# start of Excerpt to read
May 22 (Bloomberg) -- Brazilian central bank President Henrique Meirelles’s warning yesterday against an “excess of euphoria” in the currency market may foreshadow bigger dollar purchases by policy makers to curb the real’s three-month rally, according to Standard Chartered Plc.

The central bank began buying dollars on May 8, initiating “step one” in its bid to temper the real’s advance to a seven- month high, said Mike Moran, a currency strategist at Standard Chartered, which gets most of its revenue from developing nations. Meirelles’s comments yesterday were “step two -- upgrade the level of verbal intervention.”

“And step three is clearly much more aggressive interventions,” Moran said in a phone interview from New York. He predicts the currency will gain to 1.9 per dollar by year-end from 2.0269 today.

The real has climbed 20.7 percent since March 2, the biggest advance among the six most-traded currencies in Latin America, as prices on the country’s commodity exports rebounded and investor demand for emerging-market assets picked up.

It’s up 14.2 percent this year, more than all 16 major currencies except for South Africa’s rand, in a reversal of the 33 percent plunge in the last five months of 2008. The UBS Bloomberg CMCI Commodity Index rose 22 percent since March 2.

‘Great Speed’

Meirelles told reporters in Brasilia yesterday that he’s worried that investors may have become too bullish on the strength of the recovery in Latin America’s biggest economy after the slowdown late last year. Brazil’s growth rate dropped to 1.3 percent in the fourth quarter from 6.8 percent in the third quarter as the global financial crisis deepened.

“The market looks to anticipate and when a consensus starts to form, it moves at great speed,” Meirelles said. “Investors and companies have in the past suffered big losses because of an excess of euphoria. We have alerted them to this risk.”

Sadia SA, the poultry exporter that was acquired by rival Perdigao SA this week, booked more than 3 billion reais of expenses related to derivatives in the second half. Votorantim Participacoes SA, a closely held producer of materials from aluminum to cement, spent 2.2 billion reais to settle wrong-way bets on currency derivatives last year.

Moran said Meirelles’s statements were “an escalation of the existing policy” after the central bank bought “very small” amounts of dollars in the foreign exchange market in recent days.

Reginaldo Galhardo, currency-trading manager at Treviso Corretora de Cambio in Sao Paulo, estimates the central bank purchased about $150 million a day from May 8 to May 19.

2 Per Dollar

Galhardo and Luiz Roberto Monteiro, currency manager at Sao Paulo-based Corretora Souza Barros, said policy makers stepped up those purchases to more than $1 billion on May 20. The central bank doesn’t disclose the amounts it buys or sells in the currency market.

The purchases are the first in eight months. The central bank halted them in September amid the global crisis and began to sell dollars. The country’s foreign reserves totaled $204.2 billion as of May 21, down 2.4 percent from a record high set on Dec. 17.

Roberto Padovani, chief Brazil economist at Banco WestLB, said the timing of the dollar purchases -- just as the real was approaching 2 per dollar -- has created speculation that policy makers were looking to prevent the real from breaking that level.

“Every time the currency approaches 2 per dollar, people naturally start to talk about the level,” Padovani said in a phone interview from Sao Paulo. What Meirelles “wanted to say was that the exchange rate is related to fundamentals. He wanted to give a signal that he’s not committed to a level.”
# end of Excerpt to read
# start of Given records
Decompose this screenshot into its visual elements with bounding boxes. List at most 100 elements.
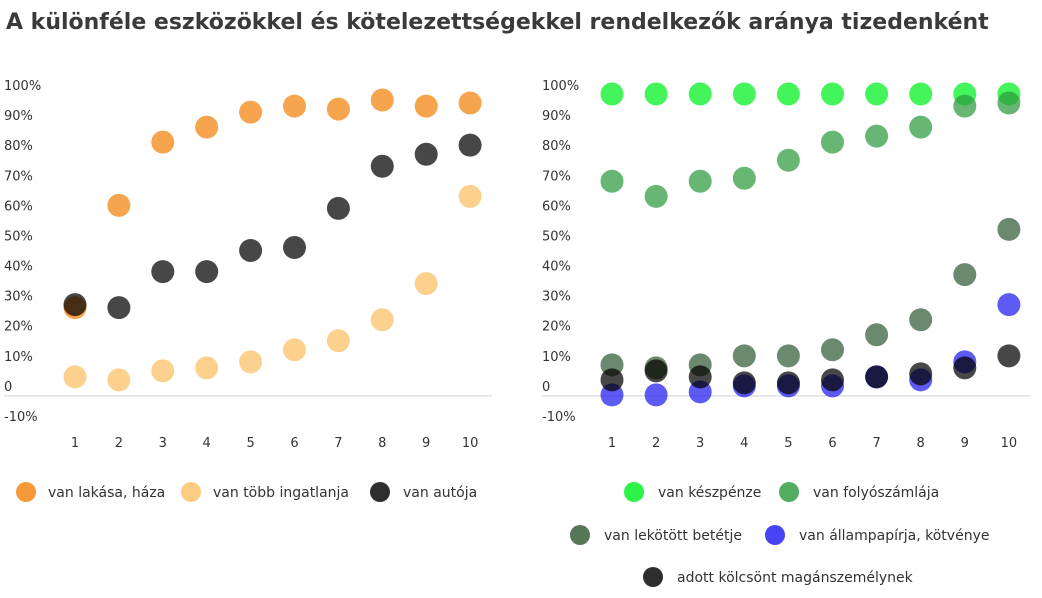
y-tick-label: 40%	[542, 260, 571, 275]
data-point	[909, 308, 933, 332]
y-tick-label: 20%	[542, 320, 571, 335]
x-tick-label: 4	[203, 436, 211, 451]
data-point	[414, 272, 438, 296]
data-point	[776, 148, 800, 172]
y-tick-label: 10%	[542, 350, 571, 365]
data-point	[195, 115, 219, 139]
x-tick-label: 7	[334, 436, 342, 451]
data-point	[821, 82, 844, 106]
data-point	[63, 293, 87, 317]
data-point	[644, 383, 668, 407]
data-point	[821, 130, 844, 154]
data-point	[776, 344, 800, 368]
chart-title: A különféle eszközökkel és kötelezettség…	[6, 10, 989, 35]
data-point	[458, 133, 482, 157]
y-tick-label: 70%	[4, 169, 33, 184]
data-point	[821, 368, 844, 392]
legend-label: van állampapírja, kötvénye	[799, 528, 989, 544]
data-point	[644, 359, 668, 383]
x-tick-label: 10	[1001, 436, 1018, 451]
y-tick-label: 30%	[4, 290, 33, 305]
legend-label: van folyószámlája	[813, 485, 939, 501]
data-point	[458, 184, 482, 208]
x-tick-label: 3	[696, 436, 704, 451]
data-point	[600, 169, 624, 193]
legend-marker	[779, 482, 799, 502]
data-point	[909, 82, 933, 106]
y-tick-label: 80%	[4, 139, 33, 154]
legend-marker	[181, 482, 201, 502]
data-point	[997, 91, 1021, 115]
data-point	[195, 260, 219, 284]
data-point	[732, 344, 756, 368]
y-tick-label: 90%	[542, 109, 571, 124]
data-point	[239, 100, 263, 124]
y-tick-label: 0	[542, 380, 550, 395]
x-tick-label: 6	[290, 436, 298, 451]
y-tick-label: 90%	[4, 109, 33, 124]
y-tick-label: 50%	[4, 229, 33, 244]
legend-marker	[643, 567, 663, 587]
data-point	[688, 169, 712, 193]
data-point	[239, 239, 263, 262]
legend-label: van készpénze	[658, 485, 761, 501]
data-point	[107, 368, 131, 392]
data-point	[195, 356, 219, 380]
legend-marker	[624, 482, 644, 502]
data-point	[458, 91, 482, 115]
y-tick-label: 100%	[4, 79, 41, 94]
data-point	[644, 82, 668, 106]
y-tick-label: 30%	[542, 290, 571, 305]
data-point	[283, 94, 306, 118]
legend-label: van lekötött betétje	[604, 528, 742, 544]
data-point	[821, 338, 844, 362]
data-point	[953, 263, 977, 287]
data-point	[239, 350, 263, 374]
data-point	[732, 371, 756, 395]
y-tick-label: 60%	[542, 199, 571, 214]
y-tick-label: 80%	[542, 139, 571, 154]
x-tick-label: 5	[246, 436, 254, 451]
data-point	[370, 154, 394, 178]
y-tick-label: 60%	[4, 199, 33, 214]
data-point	[326, 196, 350, 220]
data-point	[63, 365, 87, 389]
data-point	[600, 368, 624, 392]
y-tick-label: 100%	[542, 79, 579, 94]
y-tick-label: 40%	[4, 260, 33, 275]
data-point	[151, 260, 175, 284]
data-point	[326, 97, 350, 121]
y-tick-label: 20%	[4, 320, 33, 335]
data-point	[414, 142, 438, 166]
x-tick-label: 2	[652, 436, 660, 451]
data-point	[370, 308, 394, 332]
data-point	[909, 362, 933, 386]
data-point	[953, 94, 977, 118]
legend-label: van autója	[403, 485, 477, 501]
x-tick-label: 8	[917, 436, 925, 451]
data-point	[151, 130, 175, 154]
data-point	[909, 115, 933, 139]
data-point	[151, 359, 175, 383]
data-point	[326, 329, 350, 353]
data-point	[776, 82, 800, 106]
data-point	[865, 323, 889, 347]
x-tick-label: 3	[159, 436, 167, 451]
legend-label: van lakása, háza	[48, 485, 165, 501]
x-tick-label: 5	[784, 436, 792, 451]
data-point	[107, 193, 131, 217]
y-tick-label: 70%	[542, 169, 571, 184]
legend-marker	[370, 482, 390, 502]
x-tick-label: 2	[115, 436, 123, 451]
x-tick-label: 9	[961, 436, 969, 451]
data-point	[283, 338, 306, 362]
y-tick-label: -10%	[542, 410, 576, 425]
data-point	[865, 124, 889, 148]
legend-marker	[765, 525, 785, 545]
legend-marker	[16, 482, 36, 502]
y-tick-label: 0	[4, 380, 12, 395]
x-tick-label: 10	[462, 436, 479, 451]
legend-label: adott kölcsönt magánszemélynek	[677, 570, 914, 586]
data-point	[107, 296, 131, 320]
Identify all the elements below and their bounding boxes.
# end of Given records
**Written task 1**
According to the article on Brazil's currency, on what date did the central bank begin buying dollars?
**Written task 2**
Write out the rows starting at the line that contains "260, 571, 275]" and ending at the line that contains "133, 482, 157]", without changing anything.

**Exercise solution 1**
May 8

**Exercise solution 2**
y-tick-label: 40%	[542, 260, 571, 275]
data-point	[909, 308, 933, 332]
y-tick-label: 20%	[542, 320, 571, 335]
x-tick-label: 4	[203, 436, 211, 451]
data-point	[414, 272, 438, 296]
data-point	[776, 148, 800, 172]
y-tick-label: 10%	[542, 350, 571, 365]
data-point	[195, 115, 219, 139]
x-tick-label: 7	[334, 436, 342, 451]
data-point	[821, 82, 844, 106]
data-point	[63, 293, 87, 317]
data-point	[644, 383, 668, 407]
data-point	[821, 130, 844, 154]
data-point	[776, 344, 800, 368]
chart-title: A különféle eszközökkel és kötelezettség…	[6, 10, 989, 35]
data-point	[458, 133, 482, 157]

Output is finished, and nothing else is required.